● STATED GOAL
From the entries below, copy every line that holds the word "Step".

● RECORDS FOR THIS EXERCISE
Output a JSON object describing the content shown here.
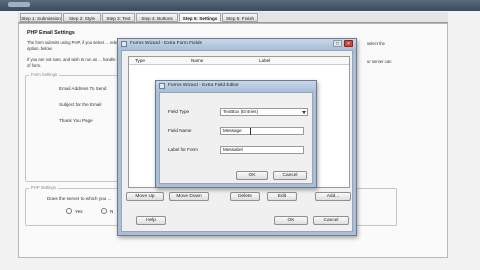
{
  "tabs": [
    "Step 1: Submission",
    "Step 2: Style",
    "Step 3: Text",
    "Step 4: Buttons",
    "Step 5: Settings",
    "Step 6: Finish"
  ],
  "main": {
    "title": "PHP Email Settings",
    "desc1": "The form submits using PHP, if you select ... relevant option, below.",
    "desc2": "If you are not sure, and wish to run as ... handle this type of form.",
    "right_text1": "select the",
    "right_text2": "ur server can",
    "form_settings_label": "Form Settings",
    "email_label": "Email Address To Send",
    "subject_label": "Subject for the Email",
    "thankyou_label": "Thank You Page",
    "php_settings_label": "PHP Settings",
    "server_question": "Does the server to which you ...",
    "yes": "Yes",
    "no": "N"
  },
  "extra_fields_dialog": {
    "title": "Forms Wizard - Extra Form Fields",
    "columns": [
      "Type",
      "Name",
      "Label"
    ],
    "move_up": "Move Up",
    "move_down": "Move Down",
    "delete": "Delete",
    "edit": "Edit",
    "add": "Add...",
    "help": "Help",
    "ok": "OK",
    "cancel": "Cancel"
  },
  "field_editor_dialog": {
    "title": "Forms Wizard - Extra Field Editor",
    "field_type_label": "Field Type",
    "field_type_value": "TextBox (Entries)",
    "field_name_label": "Field Name",
    "field_name_value": "Message",
    "label_for_form_label": "Label for Form",
    "label_for_form_value": "Messabel",
    "ok": "OK",
    "cancel": "Cancel"
  },
  "colors": {
    "title_bar": "#a9bfd8",
    "close_button": "#c44a3c"
  }
}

● RESULT FOR THIS EXERCISE
    "Step 1: Submission",
    "Step 2: Style",
    "Step 3: Text",
    "Step 4: Buttons",
    "Step 5: Settings",
    "Step 6: Finish"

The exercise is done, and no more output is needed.